Task statement:
What lines of the data include the string "wish"? Copy them all.

(Stored items from a collection)
+++

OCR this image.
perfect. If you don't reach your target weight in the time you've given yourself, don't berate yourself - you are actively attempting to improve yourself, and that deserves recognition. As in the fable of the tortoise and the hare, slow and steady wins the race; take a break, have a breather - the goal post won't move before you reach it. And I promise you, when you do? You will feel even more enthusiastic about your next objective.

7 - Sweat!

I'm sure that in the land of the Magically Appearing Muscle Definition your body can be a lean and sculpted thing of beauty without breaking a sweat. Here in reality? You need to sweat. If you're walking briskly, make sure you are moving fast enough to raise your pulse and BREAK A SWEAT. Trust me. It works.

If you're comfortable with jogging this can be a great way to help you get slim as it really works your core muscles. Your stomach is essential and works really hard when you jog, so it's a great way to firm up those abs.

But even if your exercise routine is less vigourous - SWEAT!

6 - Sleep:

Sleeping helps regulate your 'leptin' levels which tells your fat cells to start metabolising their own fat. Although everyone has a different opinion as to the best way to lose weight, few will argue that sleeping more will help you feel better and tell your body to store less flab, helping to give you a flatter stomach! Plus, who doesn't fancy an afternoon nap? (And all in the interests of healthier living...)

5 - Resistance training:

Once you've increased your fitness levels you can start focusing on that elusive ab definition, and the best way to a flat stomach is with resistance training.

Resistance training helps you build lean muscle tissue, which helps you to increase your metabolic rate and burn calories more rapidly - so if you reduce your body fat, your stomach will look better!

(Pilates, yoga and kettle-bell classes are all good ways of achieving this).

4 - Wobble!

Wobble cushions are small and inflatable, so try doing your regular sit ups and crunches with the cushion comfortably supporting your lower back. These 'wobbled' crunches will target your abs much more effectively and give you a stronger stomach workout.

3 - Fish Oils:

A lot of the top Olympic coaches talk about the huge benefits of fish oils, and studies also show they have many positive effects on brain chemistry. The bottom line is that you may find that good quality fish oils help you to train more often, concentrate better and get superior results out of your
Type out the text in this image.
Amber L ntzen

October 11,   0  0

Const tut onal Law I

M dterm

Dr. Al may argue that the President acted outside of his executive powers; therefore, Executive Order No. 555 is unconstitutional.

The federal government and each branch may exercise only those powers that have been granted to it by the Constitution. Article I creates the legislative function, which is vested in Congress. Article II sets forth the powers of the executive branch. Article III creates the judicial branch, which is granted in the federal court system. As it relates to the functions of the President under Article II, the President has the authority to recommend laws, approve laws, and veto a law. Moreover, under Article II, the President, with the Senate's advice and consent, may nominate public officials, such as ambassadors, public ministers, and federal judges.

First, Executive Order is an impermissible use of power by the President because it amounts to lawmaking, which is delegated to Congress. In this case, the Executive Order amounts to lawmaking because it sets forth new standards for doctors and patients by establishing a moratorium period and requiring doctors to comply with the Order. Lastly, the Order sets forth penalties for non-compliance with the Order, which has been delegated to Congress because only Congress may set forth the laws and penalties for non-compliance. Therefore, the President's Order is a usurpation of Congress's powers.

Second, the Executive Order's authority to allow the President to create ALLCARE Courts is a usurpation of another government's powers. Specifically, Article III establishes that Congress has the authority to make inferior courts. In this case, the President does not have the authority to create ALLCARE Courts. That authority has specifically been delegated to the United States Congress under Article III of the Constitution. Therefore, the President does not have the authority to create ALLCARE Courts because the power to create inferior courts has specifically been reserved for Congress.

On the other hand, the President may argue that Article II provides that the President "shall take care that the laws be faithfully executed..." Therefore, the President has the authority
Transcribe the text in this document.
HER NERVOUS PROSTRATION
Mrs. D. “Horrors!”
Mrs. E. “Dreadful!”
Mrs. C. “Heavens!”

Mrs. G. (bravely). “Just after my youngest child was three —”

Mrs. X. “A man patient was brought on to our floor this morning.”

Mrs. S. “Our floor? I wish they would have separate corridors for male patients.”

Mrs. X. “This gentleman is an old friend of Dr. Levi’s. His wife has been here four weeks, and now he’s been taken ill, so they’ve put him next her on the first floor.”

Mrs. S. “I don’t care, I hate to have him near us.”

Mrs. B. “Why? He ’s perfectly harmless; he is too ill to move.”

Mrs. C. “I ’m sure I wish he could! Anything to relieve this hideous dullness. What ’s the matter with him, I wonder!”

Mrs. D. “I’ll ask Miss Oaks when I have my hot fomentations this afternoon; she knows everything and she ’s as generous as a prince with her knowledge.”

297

+++

Task answer:
Mrs. S. “Our floor? I wish they would have separate corridors for male patients.”
Mrs. C. “I ’m sure I wish he could! Anything to relieve this hideous dullness. What ’s the matter with him, I wonder!”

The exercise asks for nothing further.